** start **

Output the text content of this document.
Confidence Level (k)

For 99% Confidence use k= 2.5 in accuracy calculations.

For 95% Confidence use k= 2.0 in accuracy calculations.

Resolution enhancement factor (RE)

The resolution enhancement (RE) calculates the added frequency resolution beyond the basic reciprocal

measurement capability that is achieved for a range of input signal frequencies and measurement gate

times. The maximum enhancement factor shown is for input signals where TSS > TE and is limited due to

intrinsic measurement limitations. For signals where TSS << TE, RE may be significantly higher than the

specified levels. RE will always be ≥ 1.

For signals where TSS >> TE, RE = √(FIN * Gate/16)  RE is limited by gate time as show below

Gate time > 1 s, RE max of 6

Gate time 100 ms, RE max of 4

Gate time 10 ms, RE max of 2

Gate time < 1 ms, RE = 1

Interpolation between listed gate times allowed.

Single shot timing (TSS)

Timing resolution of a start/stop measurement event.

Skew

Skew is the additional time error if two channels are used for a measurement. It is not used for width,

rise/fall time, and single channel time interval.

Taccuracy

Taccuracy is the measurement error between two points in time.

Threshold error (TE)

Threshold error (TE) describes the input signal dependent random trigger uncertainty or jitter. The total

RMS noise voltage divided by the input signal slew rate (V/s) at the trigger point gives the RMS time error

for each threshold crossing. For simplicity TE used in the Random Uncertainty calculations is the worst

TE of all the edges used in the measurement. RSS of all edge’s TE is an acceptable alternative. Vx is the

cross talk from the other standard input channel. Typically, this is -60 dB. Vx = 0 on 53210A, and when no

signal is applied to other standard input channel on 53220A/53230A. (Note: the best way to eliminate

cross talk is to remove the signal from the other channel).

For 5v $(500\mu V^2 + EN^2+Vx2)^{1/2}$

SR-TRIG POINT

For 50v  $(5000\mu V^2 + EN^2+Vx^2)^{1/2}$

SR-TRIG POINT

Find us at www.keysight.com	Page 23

** end **

* PROBLEM STATEMENT: Set down each entry again, unchanged.

* THE RESPONSE:
Output the text content of this document.
Confidence Level (k)

For 99% Confidence use k= 2.5 in accuracy calculations.

For 95% Confidence use k= 2.0 in accuracy calculations.

Resolution enhancement factor (RE)

The resolution enhancement (RE) calculates the added frequency resolution beyond the basic reciprocal

measurement capability that is achieved for a range of input signal frequencies and measurement gate

times. The maximum enhancement factor shown is for input signals where TSS > TE and is limited due to

intrinsic measurement limitations. For signals where TSS << TE, RE may be significantly higher than the

specified levels. RE will always be ≥ 1.

For signals where TSS >> TE, RE = √(FIN * Gate/16)  RE is limited by gate time as show below

Gate time > 1 s, RE max of 6

Gate time 100 ms, RE max of 4

Gate time 10 ms, RE max of 2

Gate time < 1 ms, RE = 1

Interpolation between listed gate times allowed.

Single shot timing (TSS)

Timing resolution of a start/stop measurement event.

Skew

Skew is the additional time error if two channels are used for a measurement. It is not used for width,

rise/fall time, and single channel time interval.

Taccuracy

Taccuracy is the measurement error between two points in time.

Threshold error (TE)

Threshold error (TE) describes the input signal dependent random trigger uncertainty or jitter. The total

RMS noise voltage divided by the input signal slew rate (V/s) at the trigger point gives the RMS time error

for each threshold crossing. For simplicity TE used in the Random Uncertainty calculations is the worst

TE of all the edges used in the measurement. RSS of all edge’s TE is an acceptable alternative. Vx is the

cross talk from the other standard input channel. Typically, this is -60 dB. Vx = 0 on 53210A, and when no

signal is applied to other standard input channel on 53220A/53230A. (Note: the best way to eliminate

cross talk is to remove the signal from the other channel).

For 5v $(500\mu V^2 + EN^2+Vx2)^{1/2}$

SR-TRIG POINT

For 50v  $(5000\mu V^2 + EN^2+Vx^2)^{1/2}$

SR-TRIG POINT

Find us at www.keysight.com	Page 23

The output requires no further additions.